▶ **EXERCISE DETAILS**
Extract all of the entries and set them down verbatim.

▶ **SUPPLIED RECORDS**

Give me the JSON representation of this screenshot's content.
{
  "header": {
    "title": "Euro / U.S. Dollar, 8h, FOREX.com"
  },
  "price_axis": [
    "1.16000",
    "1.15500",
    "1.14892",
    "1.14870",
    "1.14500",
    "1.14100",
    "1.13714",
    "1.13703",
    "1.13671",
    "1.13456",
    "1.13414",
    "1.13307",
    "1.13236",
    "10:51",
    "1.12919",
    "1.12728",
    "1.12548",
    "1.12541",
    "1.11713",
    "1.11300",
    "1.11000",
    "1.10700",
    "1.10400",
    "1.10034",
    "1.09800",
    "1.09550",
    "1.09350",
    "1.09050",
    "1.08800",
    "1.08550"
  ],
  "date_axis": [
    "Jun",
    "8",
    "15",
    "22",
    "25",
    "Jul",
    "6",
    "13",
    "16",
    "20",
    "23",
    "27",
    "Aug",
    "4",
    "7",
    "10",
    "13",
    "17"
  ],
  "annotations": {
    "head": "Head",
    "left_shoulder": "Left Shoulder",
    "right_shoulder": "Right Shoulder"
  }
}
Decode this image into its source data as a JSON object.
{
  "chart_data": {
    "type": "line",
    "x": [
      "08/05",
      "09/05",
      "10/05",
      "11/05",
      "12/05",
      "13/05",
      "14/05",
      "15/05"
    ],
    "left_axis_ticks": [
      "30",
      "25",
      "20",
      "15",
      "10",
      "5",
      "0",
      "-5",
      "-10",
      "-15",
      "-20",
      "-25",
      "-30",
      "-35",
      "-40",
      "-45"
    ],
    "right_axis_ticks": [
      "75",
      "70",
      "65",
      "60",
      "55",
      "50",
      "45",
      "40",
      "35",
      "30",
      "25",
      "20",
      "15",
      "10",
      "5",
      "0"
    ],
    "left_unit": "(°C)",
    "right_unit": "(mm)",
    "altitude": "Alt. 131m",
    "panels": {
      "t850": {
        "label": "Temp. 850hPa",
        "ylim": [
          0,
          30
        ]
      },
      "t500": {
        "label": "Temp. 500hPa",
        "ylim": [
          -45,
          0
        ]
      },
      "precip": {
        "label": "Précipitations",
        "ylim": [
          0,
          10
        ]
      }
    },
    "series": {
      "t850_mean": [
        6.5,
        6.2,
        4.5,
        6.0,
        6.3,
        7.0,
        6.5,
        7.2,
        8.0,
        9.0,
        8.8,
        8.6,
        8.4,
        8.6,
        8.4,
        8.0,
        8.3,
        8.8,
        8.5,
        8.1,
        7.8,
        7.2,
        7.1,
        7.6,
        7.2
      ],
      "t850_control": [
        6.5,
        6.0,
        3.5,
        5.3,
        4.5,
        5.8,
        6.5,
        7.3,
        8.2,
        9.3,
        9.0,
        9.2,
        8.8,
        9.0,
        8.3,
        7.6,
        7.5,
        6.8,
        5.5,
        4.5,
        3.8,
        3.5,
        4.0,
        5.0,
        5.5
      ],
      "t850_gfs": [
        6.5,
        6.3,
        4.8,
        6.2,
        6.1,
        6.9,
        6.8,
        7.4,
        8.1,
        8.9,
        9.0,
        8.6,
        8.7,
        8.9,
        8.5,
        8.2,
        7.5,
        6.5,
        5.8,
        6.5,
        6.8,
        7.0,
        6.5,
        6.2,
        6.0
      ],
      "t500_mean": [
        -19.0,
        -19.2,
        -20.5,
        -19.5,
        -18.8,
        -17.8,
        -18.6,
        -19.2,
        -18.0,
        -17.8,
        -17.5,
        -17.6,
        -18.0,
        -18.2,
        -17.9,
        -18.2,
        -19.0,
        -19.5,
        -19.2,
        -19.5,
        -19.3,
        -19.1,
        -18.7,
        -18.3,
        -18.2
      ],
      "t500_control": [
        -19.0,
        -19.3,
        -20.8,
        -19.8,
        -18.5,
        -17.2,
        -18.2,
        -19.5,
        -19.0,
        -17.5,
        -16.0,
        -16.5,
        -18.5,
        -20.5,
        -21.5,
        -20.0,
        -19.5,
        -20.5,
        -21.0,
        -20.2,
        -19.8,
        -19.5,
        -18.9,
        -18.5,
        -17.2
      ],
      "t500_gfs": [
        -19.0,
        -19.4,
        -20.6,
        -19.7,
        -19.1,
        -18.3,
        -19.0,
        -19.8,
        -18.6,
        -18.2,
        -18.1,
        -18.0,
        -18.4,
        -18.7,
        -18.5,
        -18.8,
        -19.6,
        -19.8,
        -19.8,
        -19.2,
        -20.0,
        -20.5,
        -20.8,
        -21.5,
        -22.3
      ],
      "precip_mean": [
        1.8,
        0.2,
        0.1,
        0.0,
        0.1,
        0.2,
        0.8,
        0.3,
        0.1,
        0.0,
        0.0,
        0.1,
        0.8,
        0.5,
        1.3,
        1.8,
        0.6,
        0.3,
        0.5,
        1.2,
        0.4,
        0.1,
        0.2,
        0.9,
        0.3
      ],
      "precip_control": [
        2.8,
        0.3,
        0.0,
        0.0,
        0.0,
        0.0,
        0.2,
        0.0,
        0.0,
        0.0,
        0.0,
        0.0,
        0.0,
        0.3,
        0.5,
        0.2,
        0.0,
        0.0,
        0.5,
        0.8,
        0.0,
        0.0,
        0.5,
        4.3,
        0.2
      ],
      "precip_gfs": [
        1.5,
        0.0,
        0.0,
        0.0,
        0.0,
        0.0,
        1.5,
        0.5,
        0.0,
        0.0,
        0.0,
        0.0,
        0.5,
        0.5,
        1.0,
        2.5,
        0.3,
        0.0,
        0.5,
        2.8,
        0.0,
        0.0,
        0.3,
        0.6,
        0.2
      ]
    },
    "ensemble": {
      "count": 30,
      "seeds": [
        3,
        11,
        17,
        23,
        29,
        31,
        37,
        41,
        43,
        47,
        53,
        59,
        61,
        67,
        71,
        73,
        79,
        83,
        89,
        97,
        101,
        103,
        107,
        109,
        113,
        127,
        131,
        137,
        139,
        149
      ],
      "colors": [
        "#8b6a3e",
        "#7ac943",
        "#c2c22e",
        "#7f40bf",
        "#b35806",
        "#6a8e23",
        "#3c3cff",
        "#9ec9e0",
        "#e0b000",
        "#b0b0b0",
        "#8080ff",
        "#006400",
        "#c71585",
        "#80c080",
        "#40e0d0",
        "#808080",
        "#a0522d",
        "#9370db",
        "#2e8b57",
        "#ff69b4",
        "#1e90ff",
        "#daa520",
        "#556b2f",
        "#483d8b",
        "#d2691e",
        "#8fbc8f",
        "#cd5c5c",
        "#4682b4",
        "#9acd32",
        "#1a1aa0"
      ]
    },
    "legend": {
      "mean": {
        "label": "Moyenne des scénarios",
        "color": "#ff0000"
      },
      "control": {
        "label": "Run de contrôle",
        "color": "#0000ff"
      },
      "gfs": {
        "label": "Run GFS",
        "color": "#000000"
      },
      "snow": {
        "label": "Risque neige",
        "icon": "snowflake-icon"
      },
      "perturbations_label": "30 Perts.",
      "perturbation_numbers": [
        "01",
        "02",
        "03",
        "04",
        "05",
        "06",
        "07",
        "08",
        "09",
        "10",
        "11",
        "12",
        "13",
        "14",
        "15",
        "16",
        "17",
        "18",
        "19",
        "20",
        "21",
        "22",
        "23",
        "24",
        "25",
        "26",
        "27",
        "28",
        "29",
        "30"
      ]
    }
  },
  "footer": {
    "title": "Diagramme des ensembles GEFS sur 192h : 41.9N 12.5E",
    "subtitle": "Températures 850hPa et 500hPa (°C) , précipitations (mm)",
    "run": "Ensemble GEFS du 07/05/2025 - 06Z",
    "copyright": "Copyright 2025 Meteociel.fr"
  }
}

▶ **EXERCISE RESPONSE**
Give me the JSON representation of this screenshot's content.
{
  "header": {
    "title": "Euro / U.S. Dollar, 8h, FOREX.com"
  },
  "price_axis": [
    "1.16000",
    "1.15500",
    "1.14892",
    "1.14870",
    "1.14500",
    "1.14100",
    "1.13714",
    "1.13703",
    "1.13671",
    "1.13456",
    "1.13414",
    "1.13307",
    "1.13236",
    "10:51",
    "1.12919",
    "1.12728",
    "1.12548",
    "1.12541",
    "1.11713",
    "1.11300",
    "1.11000",
    "1.10700",
    "1.10400",
    "1.10034",
    "1.09800",
    "1.09550",
    "1.09350",
    "1.09050",
    "1.08800",
    "1.08550"
  ],
  "date_axis": [
    "Jun",
    "8",
    "15",
    "22",
    "25",
    "Jul",
    "6",
    "13",
    "16",
    "20",
    "23",
    "27",
    "Aug",
    "4",
    "7",
    "10",
    "13",
    "17"
  ],
  "annotations": {
    "head": "Head",
    "left_shoulder": "Left Shoulder",
    "right_shoulder": "Right Shoulder"
  }
}
Decode this image into its source data as a JSON object.
{
  "chart_data": {
    "type": "line",
    "x": [
      "08/05",
      "09/05",
      "10/05",
      "11/05",
      "12/05",
      "13/05",
      "14/05",
      "15/05"
    ],
    "left_axis_ticks": [
      "30",
      "25",
      "20",
      "15",
      "10",
      "5",
      "0",
      "-5",
      "-10",
      "-15",
      "-20",
      "-25",
      "-30",
      "-35",
      "-40",
      "-45"
    ],
    "right_axis_ticks": [
      "75",
      "70",
      "65",
      "60",
      "55",
      "50",
      "45",
      "40",
      "35",
      "30",
      "25",
      "20",
      "15",
      "10",
      "5",
      "0"
    ],
    "left_unit": "(°C)",
    "right_unit": "(mm)",
    "altitude": "Alt. 131m",
    "panels": {
      "t850": {
        "label": "Temp. 850hPa",
        "ylim": [
          0,
          30
        ]
      },
      "t500": {
        "label": "Temp. 500hPa",
        "ylim": [
          -45,
          0
        ]
      },
      "precip": {
        "label": "Précipitations",
        "ylim": [
          0,
          10
        ]
      }
    },
    "series": {
      "t850_mean": [
        6.5,
        6.2,
        4.5,
        6.0,
        6.3,
        7.0,
        6.5,
        7.2,
        8.0,
        9.0,
        8.8,
        8.6,
        8.4,
        8.6,
        8.4,
        8.0,
        8.3,
        8.8,
        8.5,
        8.1,
        7.8,
        7.2,
        7.1,
        7.6,
        7.2
      ],
      "t850_control": [
        6.5,
        6.0,
        3.5,
        5.3,
        4.5,
        5.8,
        6.5,
        7.3,
        8.2,
        9.3,
        9.0,
        9.2,
        8.8,
        9.0,
        8.3,
        7.6,
        7.5,
        6.8,
        5.5,
        4.5,
        3.8,
        3.5,
        4.0,
        5.0,
        5.5
      ],
      "t850_gfs": [
        6.5,
        6.3,
        4.8,
        6.2,
        6.1,
        6.9,
        6.8,
        7.4,
        8.1,
        8.9,
        9.0,
        8.6,
        8.7,
        8.9,
        8.5,
        8.2,
        7.5,
        6.5,
        5.8,
        6.5,
        6.8,
        7.0,
        6.5,
        6.2,
        6.0
      ],
      "t500_mean": [
        -19.0,
        -19.2,
        -20.5,
        -19.5,
        -18.8,
        -17.8,
        -18.6,
        -19.2,
        -18.0,
        -17.8,
        -17.5,
        -17.6,
        -18.0,
        -18.2,
        -17.9,
        -18.2,
        -19.0,
        -19.5,
        -19.2,
        -19.5,
        -19.3,
        -19.1,
        -18.7,
        -18.3,
        -18.2
      ],
      "t500_control": [
        -19.0,
        -19.3,
        -20.8,
        -19.8,
        -18.5,
        -17.2,
        -18.2,
        -19.5,
        -19.0,
        -17.5,
        -16.0,
        -16.5,
        -18.5,
        -20.5,
        -21.5,
        -20.0,
        -19.5,
        -20.5,
        -21.0,
        -20.2,
        -19.8,
        -19.5,
        -18.9,
        -18.5,
        -17.2
      ],
      "t500_gfs": [
        -19.0,
        -19.4,
        -20.6,
        -19.7,
        -19.1,
        -18.3,
        -19.0,
        -19.8,
        -18.6,
        -18.2,
        -18.1,
        -18.0,
        -18.4,
        -18.7,
        -18.5,
        -18.8,
        -19.6,
        -19.8,
        -19.8,
        -19.2,
        -20.0,
        -20.5,
        -20.8,
        -21.5,
        -22.3
      ],
      "precip_mean": [
        1.8,
        0.2,
        0.1,
        0.0,
        0.1,
        0.2,
        0.8,
        0.3,
        0.1,
        0.0,
        0.0,
        0.1,
        0.8,
        0.5,
        1.3,
        1.8,
        0.6,
        0.3,
        0.5,
        1.2,
        0.4,
        0.1,
        0.2,
        0.9,
        0.3
      ],
      "precip_control": [
        2.8,
        0.3,
        0.0,
        0.0,
        0.0,
        0.0,
        0.2,
        0.0,
        0.0,
        0.0,
        0.0,
        0.0,
        0.0,
        0.3,
        0.5,
        0.2,
        0.0,
        0.0,
        0.5,
        0.8,
        0.0,
        0.0,
        0.5,
        4.3,
        0.2
      ],
      "precip_gfs": [
        1.5,
        0.0,
        0.0,
        0.0,
        0.0,
        0.0,
        1.5,
        0.5,
        0.0,
        0.0,
        0.0,
        0.0,
        0.5,
        0.5,
        1.0,
        2.5,
        0.3,
        0.0,
        0.5,
        2.8,
        0.0,
        0.0,
        0.3,
        0.6,
        0.2
      ]
    },
    "ensemble": {
      "count": 30,
      "seeds": [
        3,
        11,
        17,
        23,
        29,
        31,
        37,
        41,
        43,
        47,
        53,
        59,
        61,
        67,
        71,
        73,
        79,
        83,
        89,
        97,
        101,
        103,
        107,
        109,
        113,
        127,
        131,
        137,
        139,
        149
      ],
      "colors": [
        "#8b6a3e",
        "#7ac943",
        "#c2c22e",
        "#7f40bf",
        "#b35806",
        "#6a8e23",
        "#3c3cff",
        "#9ec9e0",
        "#e0b000",
        "#b0b0b0",
        "#8080ff",
        "#006400",
        "#c71585",
        "#80c080",
        "#40e0d0",
        "#808080",
        "#a0522d",
        "#9370db",
        "#2e8b57",
        "#ff69b4",
        "#1e90ff",
        "#daa520",
        "#556b2f",
        "#483d8b",
        "#d2691e",
        "#8fbc8f",
        "#cd5c5c",
        "#4682b4",
        "#9acd32",
        "#1a1aa0"
      ]
    },
    "legend": {
      "mean": {
        "label": "Moyenne des scénarios",
        "color": "#ff0000"
      },
      "control": {
        "label": "Run de contrôle",
        "color": "#0000ff"
      },
      "gfs": {
        "label": "Run GFS",
        "color": "#000000"
      },
      "snow": {
        "label": "Risque neige",
        "icon": "snowflake-icon"
      },
      "perturbations_label": "30 Perts.",
      "perturbation_numbers": [
        "01",
        "02",
        "03",
        "04",
        "05",
        "06",
        "07",
        "08",
        "09",
        "10",
        "11",
        "12",
        "13",
        "14",
        "15",
        "16",
        "17",
        "18",
        "19",
        "20",
        "21",
        "22",
        "23",
        "24",
        "25",
        "26",
        "27",
        "28",
        "29",
        "30"
      ]
    }
  },
  "footer": {
    "title": "Diagramme des ensembles GEFS sur 192h : 41.9N 12.5E",
    "subtitle": "Températures 850hPa et 500hPa (°C) , précipitations (mm)",
    "run": "Ensemble GEFS du 07/05/2025 - 06Z",
    "copyright": "Copyright 2025 Meteociel.fr"
  }
}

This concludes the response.